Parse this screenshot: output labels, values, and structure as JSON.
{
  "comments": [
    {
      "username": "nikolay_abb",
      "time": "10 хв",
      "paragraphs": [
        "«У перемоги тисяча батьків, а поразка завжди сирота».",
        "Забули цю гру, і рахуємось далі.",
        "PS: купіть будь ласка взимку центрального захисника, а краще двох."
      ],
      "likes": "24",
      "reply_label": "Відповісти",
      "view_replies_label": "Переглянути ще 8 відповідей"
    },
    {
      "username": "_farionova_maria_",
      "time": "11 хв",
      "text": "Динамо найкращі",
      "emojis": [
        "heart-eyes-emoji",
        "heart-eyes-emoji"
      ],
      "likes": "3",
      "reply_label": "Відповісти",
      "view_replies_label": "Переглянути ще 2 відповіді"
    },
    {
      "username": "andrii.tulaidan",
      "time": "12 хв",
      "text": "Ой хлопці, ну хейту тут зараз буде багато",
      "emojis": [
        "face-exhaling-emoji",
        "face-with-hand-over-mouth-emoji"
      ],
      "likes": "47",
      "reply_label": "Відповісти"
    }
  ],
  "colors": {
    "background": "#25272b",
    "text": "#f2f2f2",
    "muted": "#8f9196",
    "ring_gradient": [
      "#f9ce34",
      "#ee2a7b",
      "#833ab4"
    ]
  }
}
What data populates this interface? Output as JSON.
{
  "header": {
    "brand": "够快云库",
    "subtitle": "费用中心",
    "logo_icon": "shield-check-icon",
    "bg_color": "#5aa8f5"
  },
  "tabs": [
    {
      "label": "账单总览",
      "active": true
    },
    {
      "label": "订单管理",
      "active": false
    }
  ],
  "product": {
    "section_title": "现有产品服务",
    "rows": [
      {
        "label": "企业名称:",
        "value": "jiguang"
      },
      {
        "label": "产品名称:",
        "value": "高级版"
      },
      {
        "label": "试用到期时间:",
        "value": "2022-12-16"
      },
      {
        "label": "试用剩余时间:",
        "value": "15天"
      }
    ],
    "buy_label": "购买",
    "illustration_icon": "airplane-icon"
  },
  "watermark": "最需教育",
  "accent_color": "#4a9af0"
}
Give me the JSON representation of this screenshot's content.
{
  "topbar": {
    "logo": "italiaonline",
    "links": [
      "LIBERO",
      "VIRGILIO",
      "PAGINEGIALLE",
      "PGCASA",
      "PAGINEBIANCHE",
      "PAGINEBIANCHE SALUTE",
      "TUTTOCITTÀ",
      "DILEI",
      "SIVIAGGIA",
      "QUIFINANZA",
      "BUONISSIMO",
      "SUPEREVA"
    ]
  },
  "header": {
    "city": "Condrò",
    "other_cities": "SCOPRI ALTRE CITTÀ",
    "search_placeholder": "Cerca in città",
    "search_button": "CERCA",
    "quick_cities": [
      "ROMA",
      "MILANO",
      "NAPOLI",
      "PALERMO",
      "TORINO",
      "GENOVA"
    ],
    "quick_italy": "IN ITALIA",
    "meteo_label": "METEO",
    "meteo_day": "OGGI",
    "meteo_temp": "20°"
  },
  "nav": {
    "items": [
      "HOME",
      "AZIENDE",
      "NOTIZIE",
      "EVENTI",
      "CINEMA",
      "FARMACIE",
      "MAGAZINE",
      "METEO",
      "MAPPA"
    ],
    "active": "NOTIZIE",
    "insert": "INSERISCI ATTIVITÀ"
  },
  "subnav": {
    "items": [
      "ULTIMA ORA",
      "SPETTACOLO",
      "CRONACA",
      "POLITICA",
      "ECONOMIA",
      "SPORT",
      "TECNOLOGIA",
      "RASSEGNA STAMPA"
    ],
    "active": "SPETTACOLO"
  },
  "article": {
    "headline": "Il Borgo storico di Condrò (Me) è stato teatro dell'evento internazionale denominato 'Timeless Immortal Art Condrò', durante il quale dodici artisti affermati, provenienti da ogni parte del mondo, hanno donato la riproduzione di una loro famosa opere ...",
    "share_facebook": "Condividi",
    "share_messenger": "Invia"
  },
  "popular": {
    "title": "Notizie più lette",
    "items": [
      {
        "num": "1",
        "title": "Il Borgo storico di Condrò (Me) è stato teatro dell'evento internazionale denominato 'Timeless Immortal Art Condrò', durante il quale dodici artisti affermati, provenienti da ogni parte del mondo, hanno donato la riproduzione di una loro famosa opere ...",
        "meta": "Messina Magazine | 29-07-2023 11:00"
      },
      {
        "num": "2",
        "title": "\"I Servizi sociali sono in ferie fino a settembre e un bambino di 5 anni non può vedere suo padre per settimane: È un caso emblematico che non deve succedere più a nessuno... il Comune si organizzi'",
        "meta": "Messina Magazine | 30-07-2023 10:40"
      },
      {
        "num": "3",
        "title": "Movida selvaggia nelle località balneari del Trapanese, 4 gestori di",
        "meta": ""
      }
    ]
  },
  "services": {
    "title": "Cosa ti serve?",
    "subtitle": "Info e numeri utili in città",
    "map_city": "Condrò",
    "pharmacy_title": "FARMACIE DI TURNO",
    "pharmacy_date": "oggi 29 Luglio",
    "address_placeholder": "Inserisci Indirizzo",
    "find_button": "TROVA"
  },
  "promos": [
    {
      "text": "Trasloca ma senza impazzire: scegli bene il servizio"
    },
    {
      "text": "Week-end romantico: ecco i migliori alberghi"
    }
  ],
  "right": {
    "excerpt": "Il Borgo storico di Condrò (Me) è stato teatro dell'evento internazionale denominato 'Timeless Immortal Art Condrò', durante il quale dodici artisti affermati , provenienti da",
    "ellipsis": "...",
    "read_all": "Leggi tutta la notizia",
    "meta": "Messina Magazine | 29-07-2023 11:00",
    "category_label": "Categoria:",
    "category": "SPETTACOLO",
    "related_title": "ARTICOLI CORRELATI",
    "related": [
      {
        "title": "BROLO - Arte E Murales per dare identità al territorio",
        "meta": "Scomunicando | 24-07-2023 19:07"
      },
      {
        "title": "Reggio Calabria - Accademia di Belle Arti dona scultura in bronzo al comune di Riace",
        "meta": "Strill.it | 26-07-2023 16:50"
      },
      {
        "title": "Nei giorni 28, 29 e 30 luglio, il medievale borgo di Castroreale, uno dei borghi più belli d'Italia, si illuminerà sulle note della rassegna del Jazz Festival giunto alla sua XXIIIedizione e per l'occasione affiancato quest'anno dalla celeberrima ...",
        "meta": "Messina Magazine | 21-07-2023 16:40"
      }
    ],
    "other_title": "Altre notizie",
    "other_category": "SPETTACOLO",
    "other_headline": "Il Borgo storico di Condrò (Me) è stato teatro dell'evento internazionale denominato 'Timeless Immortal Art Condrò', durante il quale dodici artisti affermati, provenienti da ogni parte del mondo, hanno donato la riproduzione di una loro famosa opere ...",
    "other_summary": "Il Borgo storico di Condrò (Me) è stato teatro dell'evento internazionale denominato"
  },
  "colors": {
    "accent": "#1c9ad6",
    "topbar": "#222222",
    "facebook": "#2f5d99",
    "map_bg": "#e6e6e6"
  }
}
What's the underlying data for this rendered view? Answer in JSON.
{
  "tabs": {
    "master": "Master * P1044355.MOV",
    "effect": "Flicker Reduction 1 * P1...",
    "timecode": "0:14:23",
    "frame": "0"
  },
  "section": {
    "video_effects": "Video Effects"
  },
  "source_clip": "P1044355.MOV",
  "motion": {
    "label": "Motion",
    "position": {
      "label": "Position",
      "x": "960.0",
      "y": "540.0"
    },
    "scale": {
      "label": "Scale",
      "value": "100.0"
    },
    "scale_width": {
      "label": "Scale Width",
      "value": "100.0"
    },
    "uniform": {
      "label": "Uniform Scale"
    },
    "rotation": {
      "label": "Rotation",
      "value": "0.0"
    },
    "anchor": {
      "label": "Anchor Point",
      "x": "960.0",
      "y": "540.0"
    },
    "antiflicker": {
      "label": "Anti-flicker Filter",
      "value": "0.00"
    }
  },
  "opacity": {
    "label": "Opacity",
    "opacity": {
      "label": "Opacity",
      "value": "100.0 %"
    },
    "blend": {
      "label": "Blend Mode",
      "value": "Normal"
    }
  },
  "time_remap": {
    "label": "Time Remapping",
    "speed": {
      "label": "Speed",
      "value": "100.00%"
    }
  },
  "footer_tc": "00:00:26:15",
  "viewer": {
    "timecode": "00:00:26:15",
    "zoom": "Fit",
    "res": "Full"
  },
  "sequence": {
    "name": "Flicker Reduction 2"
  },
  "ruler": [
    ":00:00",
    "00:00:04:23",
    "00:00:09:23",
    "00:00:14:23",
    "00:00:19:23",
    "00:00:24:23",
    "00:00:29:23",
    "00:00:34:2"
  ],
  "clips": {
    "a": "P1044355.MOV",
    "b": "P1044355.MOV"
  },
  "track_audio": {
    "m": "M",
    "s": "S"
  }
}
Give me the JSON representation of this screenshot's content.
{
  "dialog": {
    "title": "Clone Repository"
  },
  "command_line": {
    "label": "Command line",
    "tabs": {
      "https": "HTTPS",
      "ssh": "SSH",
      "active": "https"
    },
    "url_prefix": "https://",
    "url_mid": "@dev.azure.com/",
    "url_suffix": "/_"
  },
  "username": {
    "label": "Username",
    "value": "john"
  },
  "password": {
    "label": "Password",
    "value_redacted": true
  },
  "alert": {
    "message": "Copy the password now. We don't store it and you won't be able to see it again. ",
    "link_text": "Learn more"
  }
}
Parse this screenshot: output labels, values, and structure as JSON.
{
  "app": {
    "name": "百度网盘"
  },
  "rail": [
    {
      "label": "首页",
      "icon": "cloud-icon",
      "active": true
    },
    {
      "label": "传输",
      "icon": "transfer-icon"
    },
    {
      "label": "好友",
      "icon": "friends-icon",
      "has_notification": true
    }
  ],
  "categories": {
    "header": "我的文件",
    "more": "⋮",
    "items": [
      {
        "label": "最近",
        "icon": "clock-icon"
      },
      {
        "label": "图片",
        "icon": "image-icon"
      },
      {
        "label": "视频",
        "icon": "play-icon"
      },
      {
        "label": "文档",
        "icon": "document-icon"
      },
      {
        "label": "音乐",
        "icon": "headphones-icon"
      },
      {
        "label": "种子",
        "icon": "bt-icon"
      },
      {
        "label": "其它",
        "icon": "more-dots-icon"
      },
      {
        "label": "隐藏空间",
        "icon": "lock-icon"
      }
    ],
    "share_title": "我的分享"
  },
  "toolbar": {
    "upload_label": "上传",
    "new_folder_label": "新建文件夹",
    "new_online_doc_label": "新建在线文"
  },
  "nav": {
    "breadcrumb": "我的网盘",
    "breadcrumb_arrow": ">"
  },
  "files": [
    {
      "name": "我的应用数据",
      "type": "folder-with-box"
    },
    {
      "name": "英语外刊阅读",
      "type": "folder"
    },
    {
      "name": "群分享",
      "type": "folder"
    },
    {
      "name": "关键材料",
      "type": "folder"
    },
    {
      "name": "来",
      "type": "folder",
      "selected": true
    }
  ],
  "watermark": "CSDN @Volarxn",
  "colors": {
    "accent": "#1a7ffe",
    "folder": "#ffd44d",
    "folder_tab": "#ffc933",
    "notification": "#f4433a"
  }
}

=====

### Given request
List all lines from the entries that include the word "opere".

### Task result
    "headline": "Il Borgo storico di Condrò (Me) è stato teatro dell'evento internazionale denominato 'Timeless Immortal Art Condrò', durante il quale dodici artisti affermati, provenienti da ogni parte del mondo, hanno donato la riproduzione di una loro famosa opere ...",
        "title": "Il Borgo storico di Condrò (Me) è stato teatro dell'evento internazionale denominato 'Timeless Immortal Art Condrò', durante il quale dodici artisti affermati, provenienti da ogni parte del mondo, hanno donato la riproduzione di una loro famosa opere ...",
    "other_headline": "Il Borgo storico di Condrò (Me) è stato teatro dell'evento internazionale denominato 'Timeless Immortal Art Condrò', durante il quale dodici artisti affermati, provenienti da ogni parte del mondo, hanno donato la riproduzione di una loro famosa opere ...",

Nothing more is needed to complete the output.